[DATASET EXTRACT start]

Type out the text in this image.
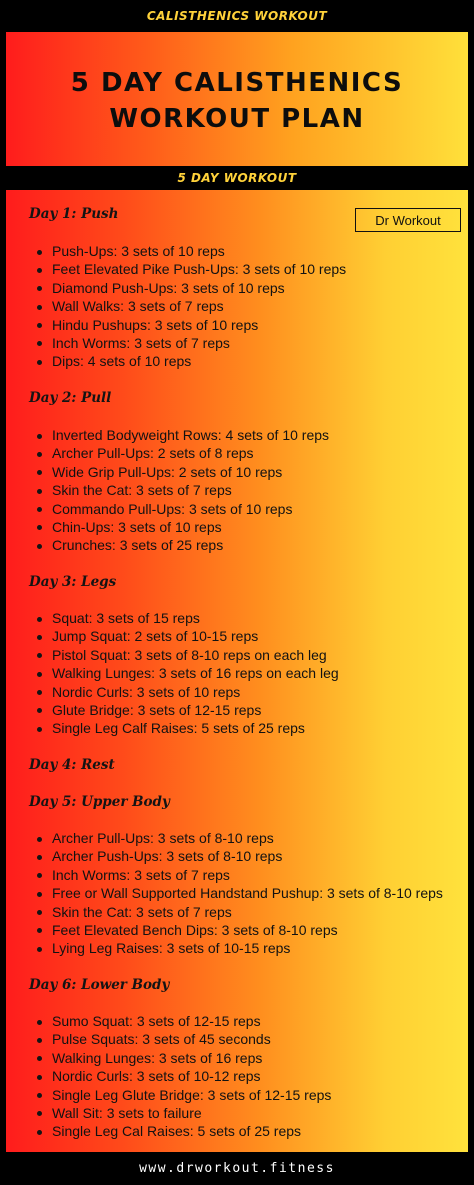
CALISTHENICS WORKOUT
5 DAY CALISTHENICS
WORKOUT PLAN
5 DAY WORKOUT
Dr Workout
Day 1: Push
Push-Ups: 3 sets of 10 reps
Feet Elevated Pike Push-Ups: 3 sets of 10 reps
Diamond Push-Ups: 3 sets of 10 reps
Wall Walks: 3 sets of 7 reps
Hindu Pushups: 3 sets of 10 reps
Inch Worms: 3 sets of 7 reps
Dips: 4 sets of 10 reps
Day 2: Pull
Inverted Bodyweight Rows: 4 sets of 10 reps
Archer Pull-Ups: 2 sets of 8 reps
Wide Grip Pull-Ups: 2 sets of 10 reps
Skin the Cat: 3 sets of 7 reps
Commando Pull-Ups: 3 sets of 10 reps
Chin-Ups: 3 sets of 10 reps
Crunches: 3 sets of 25 reps
Day 3: Legs
Squat: 3 sets of 15 reps
Jump Squat: 2 sets of 10-15 reps
Pistol Squat: 3 sets of 8-10 reps on each leg
Walking Lunges: 3 sets of 16 reps on each leg
Nordic Curls: 3 sets of 10 reps
Glute Bridge: 3 sets of 12-15 reps
Single Leg Calf Raises: 5 sets of 25 reps
Day 4: Rest
Day 5: Upper Body
Archer Pull-Ups: 3 sets of 8-10 reps
Archer Push-Ups: 3 sets of 8-10 reps
Inch Worms: 3 sets of 7 reps
Free or Wall Supported Handstand Pushup: 3 sets of 8-10 reps
Skin the Cat: 3 sets of 7 reps
Feet Elevated Bench Dips: 3 sets of 8-10 reps
Lying Leg Raises: 3 sets of 10-15 reps
Day 6: Lower Body
Sumo Squat: 3 sets of 12-15 reps
Pulse Squats: 3 sets of 45 seconds
Walking Lunges: 3 sets of 16 reps
Nordic Curls: 3 sets of 10-12 reps
Single Leg Glute Bridge: 3 sets of 12-15 reps
Wall Sit: 3 sets to failure
Single Leg Cal Raises: 5 sets of 25 reps
www.drworkout.fitness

[DATASET EXTRACT end]

● JOB
Collect each line above holding the string "Single".

● COMPLETE OUTPUT
Single Leg Calf Raises: 5 sets of 25 reps
Single Leg Glute Bridge: 3 sets of 12-15 reps
Single Leg Cal Raises: 5 sets of 25 reps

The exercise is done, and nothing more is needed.